-- STORED RECORDS --

[BEGIN]

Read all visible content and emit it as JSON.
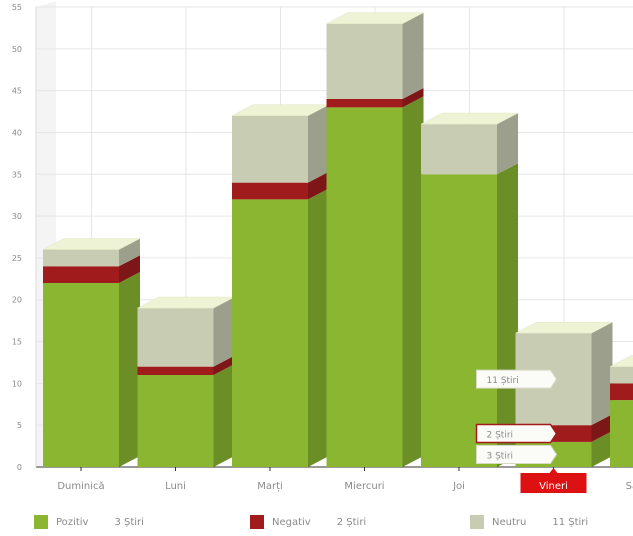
{
  "chart_data": {
    "type": "bar",
    "stacked": true,
    "three_d": true,
    "categories": [
      "Duminică",
      "Luni",
      "Marți",
      "Miercuri",
      "Joi",
      "Vineri",
      "Sâmbătă"
    ],
    "highlighted_category": "Vineri",
    "ylim": [
      0,
      55
    ],
    "yticks": [
      0,
      5,
      10,
      15,
      20,
      25,
      30,
      35,
      40,
      45,
      50,
      55
    ],
    "grid": true,
    "series": [
      {
        "name": "Pozitiv",
        "color": "#8ab631",
        "values": [
          22,
          11,
          32,
          43,
          35,
          3,
          8
        ]
      },
      {
        "name": "Negativ",
        "color": "#a01c1c",
        "values": [
          2,
          1,
          2,
          1,
          0,
          2,
          2
        ]
      },
      {
        "name": "Neutru",
        "color": "#c8ccb2",
        "values": [
          2,
          7,
          8,
          9,
          6,
          11,
          2
        ]
      }
    ],
    "tooltips": [
      {
        "text": "11 Știri",
        "series": "Neutru",
        "category": "Vineri"
      },
      {
        "text": "2 Știri",
        "series": "Negativ",
        "category": "Vineri"
      },
      {
        "text": "3 Știri",
        "series": "Pozitiv",
        "category": "Vineri"
      }
    ]
  },
  "legend": [
    {
      "name": "Pozitiv",
      "count": "3 Știri",
      "color": "#8ab631"
    },
    {
      "name": "Negativ",
      "count": "2 Știri",
      "color": "#a01c1c"
    },
    {
      "name": "Neutru",
      "count": "11 Știri",
      "color": "#c8ccb2"
    }
  ],
  "colors": {
    "highlight_label_bg": "#dd1111",
    "grid": "#e6e6e6",
    "axis": "#333333"
  }
}
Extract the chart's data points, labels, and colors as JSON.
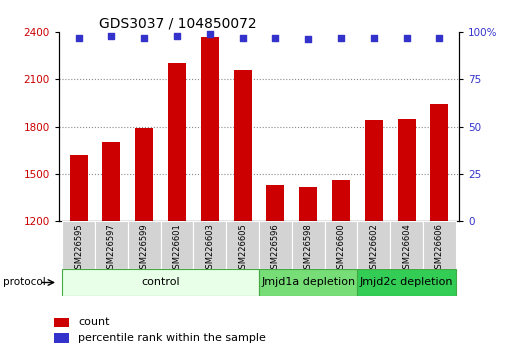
{
  "title": "GDS3037 / 104850072",
  "categories": [
    "GSM226595",
    "GSM226597",
    "GSM226599",
    "GSM226601",
    "GSM226603",
    "GSM226605",
    "GSM226596",
    "GSM226598",
    "GSM226600",
    "GSM226602",
    "GSM226604",
    "GSM226606"
  ],
  "bar_values": [
    1620,
    1700,
    1790,
    2200,
    2370,
    2160,
    1430,
    1420,
    1460,
    1840,
    1850,
    1940
  ],
  "percentile_values": [
    97,
    98,
    97,
    98,
    99,
    97,
    97,
    96,
    97,
    97,
    97,
    97
  ],
  "bar_color": "#cc0000",
  "dot_color": "#3333cc",
  "ylim_left": [
    1200,
    2400
  ],
  "ylim_right": [
    0,
    100
  ],
  "yticks_left": [
    1200,
    1500,
    1800,
    2100,
    2400
  ],
  "yticks_right": [
    0,
    25,
    50,
    75,
    100
  ],
  "left_tick_color": "#cc0000",
  "right_tick_color": "#3333cc",
  "grid_color": "#888888",
  "bg_color": "#ffffff",
  "group_configs": [
    {
      "indices": [
        0,
        1,
        2,
        3,
        4,
        5
      ],
      "label": "control",
      "facecolor": "#e8ffe8",
      "edgecolor": "#44aa44"
    },
    {
      "indices": [
        6,
        7,
        8
      ],
      "label": "Jmjd1a depletion",
      "facecolor": "#77dd77",
      "edgecolor": "#44aa44"
    },
    {
      "indices": [
        9,
        10,
        11
      ],
      "label": "Jmjd2c depletion",
      "facecolor": "#33cc55",
      "edgecolor": "#44aa44"
    }
  ],
  "protocol_label": "protocol",
  "legend_count_label": "count",
  "legend_pct_label": "percentile rank within the sample",
  "title_fontsize": 10,
  "tick_fontsize": 7.5,
  "cat_fontsize": 6,
  "group_label_fontsize": 8,
  "bar_width": 0.55
}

[END]

-- EXERCISE --
Pull out each line of the records holding the string "Neutru".

-- IN RESPONSE --
        "name": "Neutru",
        "series": "Neutru",
      "name": "Neutru",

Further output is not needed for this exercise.